== Material

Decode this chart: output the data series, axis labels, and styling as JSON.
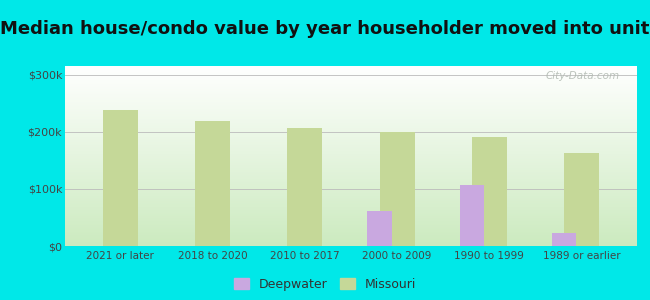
{
  "title": "Median house/condo value by year householder moved into unit",
  "categories": [
    "2021 or later",
    "2018 to 2020",
    "2010 to 2017",
    "2000 to 2009",
    "1990 to 1999",
    "1989 or earlier"
  ],
  "deepwater_values": [
    null,
    null,
    null,
    62000,
    107000,
    22000
  ],
  "missouri_values": [
    238000,
    218000,
    207000,
    200000,
    190000,
    163000
  ],
  "deepwater_color": "#c9a8e0",
  "missouri_color": "#c5d898",
  "background_color": "#00e8e8",
  "plot_bg_top": "#e8f5e0",
  "plot_bg_bottom": "#c8e8c0",
  "yticks": [
    0,
    100000,
    200000,
    300000
  ],
  "ylim": [
    0,
    315000
  ],
  "watermark": "City-Data.com",
  "legend_deepwater": "Deepwater",
  "legend_missouri": "Missouri",
  "title_fontsize": 13,
  "bar_width": 0.38
}
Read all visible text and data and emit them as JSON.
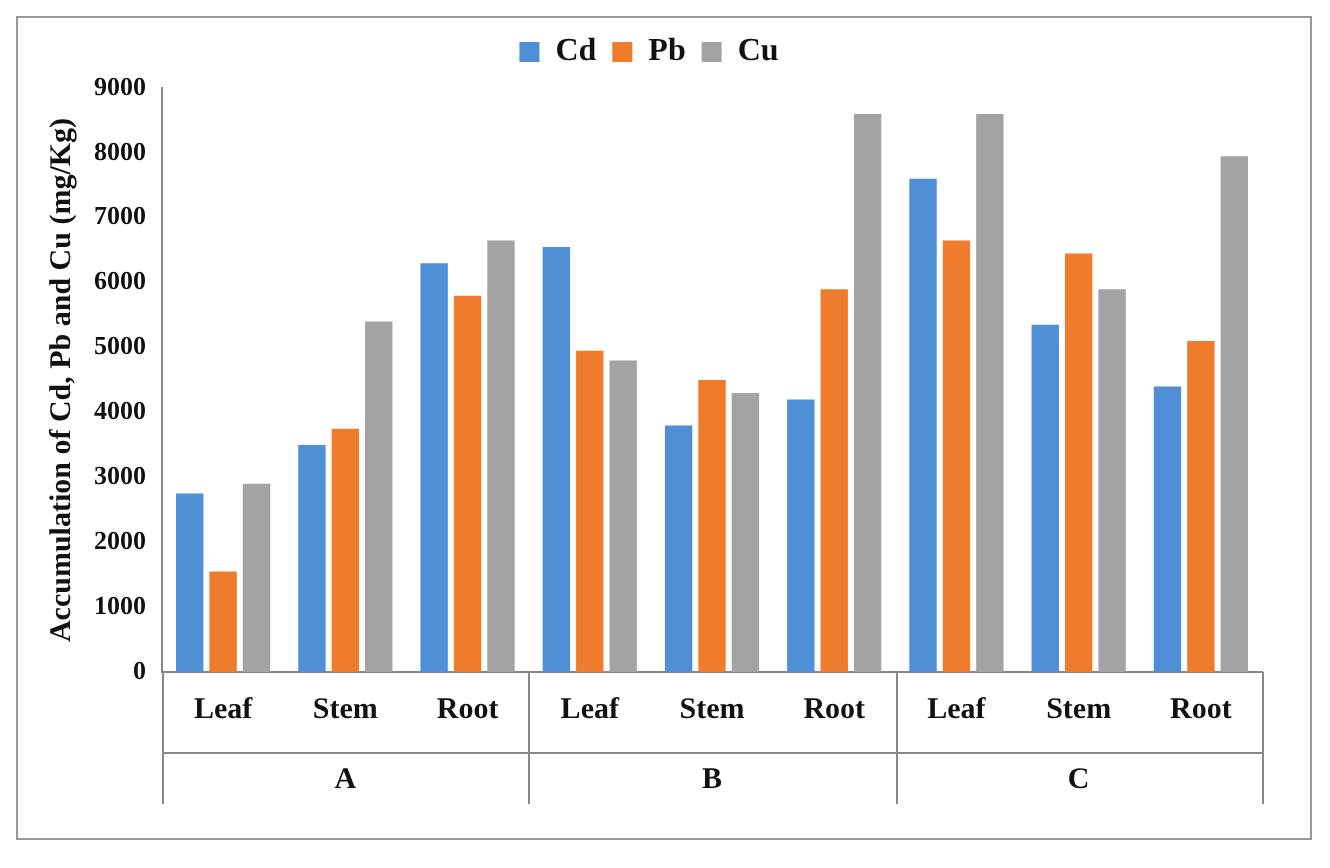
{
  "chart_data": {
    "type": "bar",
    "ylabel": "Accumulation of Cd, Pb and Cu (mg/Kg)",
    "categories": [
      "Leaf",
      "Stem",
      "Root",
      "Leaf",
      "Stem",
      "Root",
      "Leaf",
      "Stem",
      "Root"
    ],
    "series": [
      {
        "name": "Cd",
        "color": "#4f8fd6",
        "values": [
          2750,
          3500,
          6300,
          6550,
          3800,
          4200,
          7600,
          5350,
          4400
        ]
      },
      {
        "name": "Pb",
        "color": "#ef7b2c",
        "values": [
          1550,
          3750,
          5800,
          4950,
          4500,
          5900,
          6650,
          6450,
          5100
        ]
      },
      {
        "name": "Cu",
        "color": "#a3a3a3",
        "values": [
          2900,
          5400,
          6650,
          4800,
          4300,
          8600,
          8600,
          5900,
          7950
        ]
      }
    ],
    "annotations": [
      "A",
      "B",
      "C"
    ],
    "ylim": [
      0,
      9000
    ],
    "yticks": [
      0,
      1000,
      2000,
      3000,
      4000,
      5000,
      6000,
      7000,
      8000,
      9000
    ],
    "grid": false,
    "legend": "top"
  }
}
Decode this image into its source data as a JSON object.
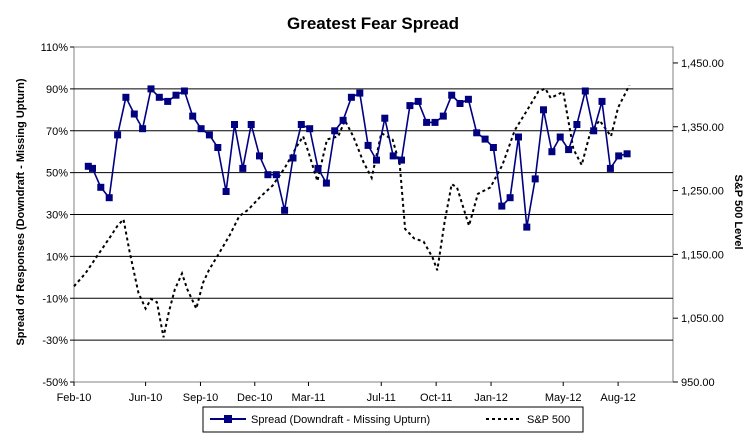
{
  "chart_data": {
    "type": "line",
    "title": "Greatest Fear Spread",
    "ylabel": "Spread of Responses (Downdraft - Missing Upturn)",
    "y2label": "S&P 500 Level",
    "xlabel": "",
    "ylim": [
      -50,
      110
    ],
    "y2lim": [
      950,
      1475
    ],
    "yticks": [
      "-50%",
      "-30%",
      "-10%",
      "10%",
      "30%",
      "50%",
      "70%",
      "90%",
      "110%"
    ],
    "y2ticks": [
      "950.00",
      "1,050.00",
      "1,150.00",
      "1,250.00",
      "1,350.00",
      "1,450.00"
    ],
    "xticks": [
      "Feb-10",
      "Jun-10",
      "Sep-10",
      "Dec-10",
      "Mar-11",
      "Jul-11",
      "Oct-11",
      "Jan-12",
      "May-12",
      "Aug-12"
    ],
    "grid": "horizontal",
    "legend_position": "bottom",
    "series": [
      {
        "name": "Spread (Downdraft - Missing Upturn)",
        "axis": "left",
        "color": "#000080",
        "marker": "square",
        "x": [
          "2010-02-25",
          "2010-03-04",
          "2010-03-18",
          "2010-04-01",
          "2010-04-15",
          "2010-04-29",
          "2010-05-13",
          "2010-05-27",
          "2010-06-10",
          "2010-06-24",
          "2010-07-08",
          "2010-07-22",
          "2010-08-05",
          "2010-08-19",
          "2010-09-02",
          "2010-09-16",
          "2010-09-30",
          "2010-10-14",
          "2010-10-28",
          "2010-11-11",
          "2010-11-25",
          "2010-12-09",
          "2010-12-23",
          "2011-01-06",
          "2011-01-20",
          "2011-02-03",
          "2011-02-17",
          "2011-03-03",
          "2011-03-17",
          "2011-03-31",
          "2011-04-14",
          "2011-04-28",
          "2011-05-12",
          "2011-05-26",
          "2011-06-09",
          "2011-06-23",
          "2011-07-07",
          "2011-07-21",
          "2011-08-04",
          "2011-08-18",
          "2011-09-01",
          "2011-09-15",
          "2011-09-29",
          "2011-10-13",
          "2011-10-27",
          "2011-11-10",
          "2011-11-24",
          "2011-12-08",
          "2011-12-22",
          "2012-01-05",
          "2012-01-19",
          "2012-02-02",
          "2012-02-16",
          "2012-03-01",
          "2012-03-15",
          "2012-03-29",
          "2012-04-12",
          "2012-04-26",
          "2012-05-10",
          "2012-05-24",
          "2012-06-07",
          "2012-06-21",
          "2012-07-05",
          "2012-07-19",
          "2012-08-02",
          "2012-08-16"
        ],
        "values": [
          53,
          52,
          43,
          38,
          68,
          86,
          78,
          71,
          90,
          86,
          84,
          87,
          89,
          77,
          71,
          68,
          62,
          41,
          73,
          52,
          73,
          58,
          49,
          49,
          32,
          57,
          73,
          71,
          52,
          45,
          70,
          75,
          86,
          88,
          63,
          56,
          76,
          58,
          56,
          82,
          84,
          74,
          74,
          77,
          87,
          83,
          85,
          69,
          66,
          62,
          34,
          38,
          67,
          24,
          47,
          80,
          60,
          67,
          61,
          73,
          89,
          70,
          84,
          52,
          58,
          59
        ]
      },
      {
        "name": "S&P 500",
        "axis": "right",
        "color": "#000000",
        "style": "dotted",
        "x": [
          "2010-02-01",
          "2010-02-20",
          "2010-03-10",
          "2010-04-01",
          "2010-04-15",
          "2010-04-25",
          "2010-05-05",
          "2010-05-20",
          "2010-06-01",
          "2010-06-10",
          "2010-06-20",
          "2010-07-01",
          "2010-07-10",
          "2010-07-20",
          "2010-08-01",
          "2010-08-10",
          "2010-08-25",
          "2010-09-05",
          "2010-09-15",
          "2010-10-01",
          "2010-10-20",
          "2010-11-05",
          "2010-11-20",
          "2010-12-10",
          "2010-12-31",
          "2011-01-20",
          "2011-02-10",
          "2011-02-20",
          "2011-03-01",
          "2011-03-16",
          "2011-04-01",
          "2011-04-20",
          "2011-05-01",
          "2011-05-15",
          "2011-06-01",
          "2011-06-15",
          "2011-07-01",
          "2011-07-20",
          "2011-08-01",
          "2011-08-10",
          "2011-08-25",
          "2011-09-10",
          "2011-09-25",
          "2011-10-03",
          "2011-10-15",
          "2011-10-27",
          "2011-11-05",
          "2011-11-25",
          "2011-12-10",
          "2011-12-31",
          "2012-01-20",
          "2012-02-10",
          "2012-03-01",
          "2012-03-20",
          "2012-04-01",
          "2012-04-10",
          "2012-05-01",
          "2012-05-18",
          "2012-06-01",
          "2012-06-15",
          "2012-07-01",
          "2012-07-20",
          "2012-08-01",
          "2012-08-20"
        ],
        "values": [
          1100,
          1120,
          1145,
          1175,
          1195,
          1205,
          1155,
          1090,
          1065,
          1080,
          1075,
          1020,
          1060,
          1095,
          1120,
          1095,
          1065,
          1105,
          1125,
          1150,
          1180,
          1210,
          1220,
          1240,
          1258,
          1285,
          1320,
          1335,
          1310,
          1265,
          1330,
          1335,
          1360,
          1335,
          1295,
          1270,
          1340,
          1330,
          1290,
          1190,
          1175,
          1170,
          1145,
          1125,
          1200,
          1260,
          1255,
          1195,
          1245,
          1255,
          1290,
          1345,
          1375,
          1405,
          1410,
          1395,
          1405,
          1315,
          1290,
          1340,
          1360,
          1335,
          1380,
          1415
        ]
      }
    ]
  }
}
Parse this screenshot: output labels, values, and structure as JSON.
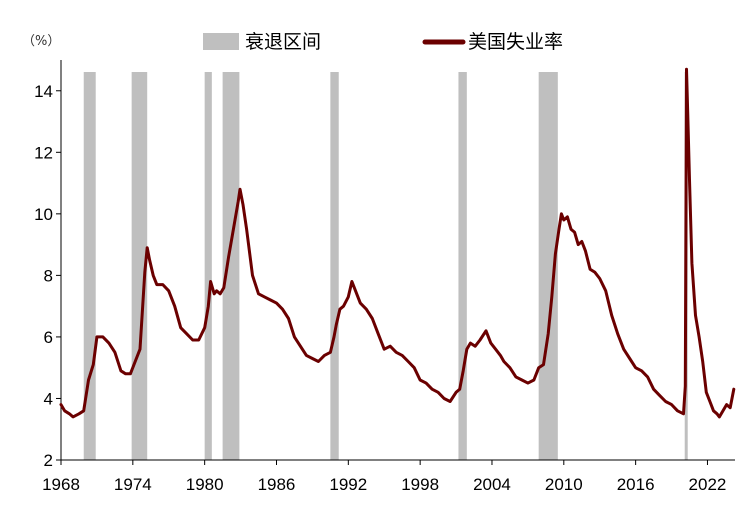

====

**Task instructions**
Reproduce each entry verbatim, excluding any embedded images.

**The solution**
Decode this chart: output the data series, axis labels, and styling as JSON.
{
  "title": "Median house/condo value by year householder moved into unit",
  "categories": [
    "2021 or later",
    "2018 to 2020",
    "2010 to 2017",
    "2000 to 2009",
    "1990 to 1999",
    "1989 or earlier"
  ],
  "deepwater_values": [
    null,
    null,
    null,
    62000,
    107000,
    22000
  ],
  "missouri_values": [
    238000,
    218000,
    207000,
    200000,
    190000,
    163000
  ],
  "deepwater_color": "#c9a8e0",
  "missouri_color": "#c5d898",
  "background_color": "#00e8e8",
  "plot_bg_top": "#e8f5e0",
  "plot_bg_bottom": "#c8e8c0",
  "yticks": [
    0,
    100000,
    200000,
    300000
  ],
  "ylim": [
    0,
    315000
  ],
  "watermark": "City-Data.com",
  "legend_deepwater": "Deepwater",
  "legend_missouri": "Missouri",
  "title_fontsize": 13,
  "bar_width": 0.38
}
Read all visible text and data and emit them as JSON.
{
  "chart_data": {
    "type": "bar",
    "ylabel": "Accumulation of Cd, Pb and Cu (mg/Kg)",
    "categories": [
      "Leaf",
      "Stem",
      "Root",
      "Leaf",
      "Stem",
      "Root",
      "Leaf",
      "Stem",
      "Root"
    ],
    "series": [
      {
        "name": "Cd",
        "color": "#4f8fd6",
        "values": [
          2750,
          3500,
          6300,
          6550,
          3800,
          4200,
          7600,
          5350,
          4400
        ]
      },
      {
        "name": "Pb",
        "color": "#ef7b2c",
        "values": [
          1550,
          3750,
          5800,
          4950,
          4500,
          5900,
          6650,
          6450,
          5100
        ]
      },
      {
        "name": "Cu",
        "color": "#a3a3a3",
        "values": [
          2900,
          5400,
          6650,
          4800,
          4300,
          8600,
          8600,
          5900,
          7950
        ]
      }
    ],
    "annotations": [
      "A",
      "B",
      "C"
    ],
    "ylim": [
      0,
      9000
    ],
    "yticks": [
      0,
      1000,
      2000,
      3000,
      4000,
      5000,
      6000,
      7000,
      8000,
      9000
    ],
    "grid": false,
    "legend": "top"
  }
}
Decode this image into its source data as a JSON object.
{
  "chart_data": {
    "type": "line",
    "title": "Greatest Fear Spread",
    "ylabel": "Spread of Responses (Downdraft - Missing Upturn)",
    "y2label": "S&P 500 Level",
    "xlabel": "",
    "ylim": [
      -50,
      110
    ],
    "y2lim": [
      950,
      1475
    ],
    "yticks": [
      "-50%",
      "-30%",
      "-10%",
      "10%",
      "30%",
      "50%",
      "70%",
      "90%",
      "110%"
    ],
    "y2ticks": [
      "950.00",
      "1,050.00",
      "1,150.00",
      "1,250.00",
      "1,350.00",
      "1,450.00"
    ],
    "xticks": [
      "Feb-10",
      "Jun-10",
      "Sep-10",
      "Dec-10",
      "Mar-11",
      "Jul-11",
      "Oct-11",
      "Jan-12",
      "May-12",
      "Aug-12"
    ],
    "grid": "horizontal",
    "legend_position": "bottom",
    "series": [
      {
        "name": "Spread (Downdraft - Missing Upturn)",
        "axis": "left",
        "color": "#000080",
        "marker": "square",
        "x": [
          "2010-02-25",
          "2010-03-04",
          "2010-03-18",
          "2010-04-01",
          "2010-04-15",
          "2010-04-29",
          "2010-05-13",
          "2010-05-27",
          "2010-06-10",
          "2010-06-24",
          "2010-07-08",
          "2010-07-22",
          "2010-08-05",
          "2010-08-19",
          "2010-09-02",
          "2010-09-16",
          "2010-09-30",
          "2010-10-14",
          "2010-10-28",
          "2010-11-11",
          "2010-11-25",
          "2010-12-09",
          "2010-12-23",
          "2011-01-06",
          "2011-01-20",
          "2011-02-03",
          "2011-02-17",
          "2011-03-03",
          "2011-03-17",
          "2011-03-31",
          "2011-04-14",
          "2011-04-28",
          "2011-05-12",
          "2011-05-26",
          "2011-06-09",
          "2011-06-23",
          "2011-07-07",
          "2011-07-21",
          "2011-08-04",
          "2011-08-18",
          "2011-09-01",
          "2011-09-15",
          "2011-09-29",
          "2011-10-13",
          "2011-10-27",
          "2011-11-10",
          "2011-11-24",
          "2011-12-08",
          "2011-12-22",
          "2012-01-05",
          "2012-01-19",
          "2012-02-02",
          "2012-02-16",
          "2012-03-01",
          "2012-03-15",
          "2012-03-29",
          "2012-04-12",
          "2012-04-26",
          "2012-05-10",
          "2012-05-24",
          "2012-06-07",
          "2012-06-21",
          "2012-07-05",
          "2012-07-19",
          "2012-08-02",
          "2012-08-16"
        ],
        "values": [
          53,
          52,
          43,
          38,
          68,
          86,
          78,
          71,
          90,
          86,
          84,
          87,
          89,
          77,
          71,
          68,
          62,
          41,
          73,
          52,
          73,
          58,
          49,
          49,
          32,
          57,
          73,
          71,
          52,
          45,
          70,
          75,
          86,
          88,
          63,
          56,
          76,
          58,
          56,
          82,
          84,
          74,
          74,
          77,
          87,
          83,
          85,
          69,
          66,
          62,
          34,
          38,
          67,
          24,
          47,
          80,
          60,
          67,
          61,
          73,
          89,
          70,
          84,
          52,
          58,
          59
        ]
      },
      {
        "name": "S&P 500",
        "axis": "right",
        "color": "#000000",
        "style": "dotted",
        "x": [
          "2010-02-01",
          "2010-02-20",
          "2010-03-10",
          "2010-04-01",
          "2010-04-15",
          "2010-04-25",
          "2010-05-05",
          "2010-05-20",
          "2010-06-01",
          "2010-06-10",
          "2010-06-20",
          "2010-07-01",
          "2010-07-10",
          "2010-07-20",
          "2010-08-01",
          "2010-08-10",
          "2010-08-25",
          "2010-09-05",
          "2010-09-15",
          "2010-10-01",
          "2010-10-20",
          "2010-11-05",
          "2010-11-20",
          "2010-12-10",
          "2010-12-31",
          "2011-01-20",
          "2011-02-10",
          "2011-02-20",
          "2011-03-01",
          "2011-03-16",
          "2011-04-01",
          "2011-04-20",
          "2011-05-01",
          "2011-05-15",
          "2011-06-01",
          "2011-06-15",
          "2011-07-01",
          "2011-07-20",
          "2011-08-01",
          "2011-08-10",
          "2011-08-25",
          "2011-09-10",
          "2011-09-25",
          "2011-10-03",
          "2011-10-15",
          "2011-10-27",
          "2011-11-05",
          "2011-11-25",
          "2011-12-10",
          "2011-12-31",
          "2012-01-20",
          "2012-02-10",
          "2012-03-01",
          "2012-03-20",
          "2012-04-01",
          "2012-04-10",
          "2012-05-01",
          "2012-05-18",
          "2012-06-01",
          "2012-06-15",
          "2012-07-01",
          "2012-07-20",
          "2012-08-01",
          "2012-08-20"
        ],
        "values": [
          1100,
          1120,
          1145,
          1175,
          1195,
          1205,
          1155,
          1090,
          1065,
          1080,
          1075,
          1020,
          1060,
          1095,
          1120,
          1095,
          1065,
          1105,
          1125,
          1150,
          1180,
          1210,
          1220,
          1240,
          1258,
          1285,
          1320,
          1335,
          1310,
          1265,
          1330,
          1335,
          1360,
          1335,
          1295,
          1270,
          1340,
          1330,
          1290,
          1190,
          1175,
          1170,
          1145,
          1125,
          1200,
          1260,
          1255,
          1195,
          1245,
          1255,
          1290,
          1345,
          1375,
          1405,
          1410,
          1395,
          1405,
          1315,
          1290,
          1340,
          1360,
          1335,
          1380,
          1415
        ]
      }
    ]
  }
}
Parse this screenshot: output labels, values, and structure as JSON.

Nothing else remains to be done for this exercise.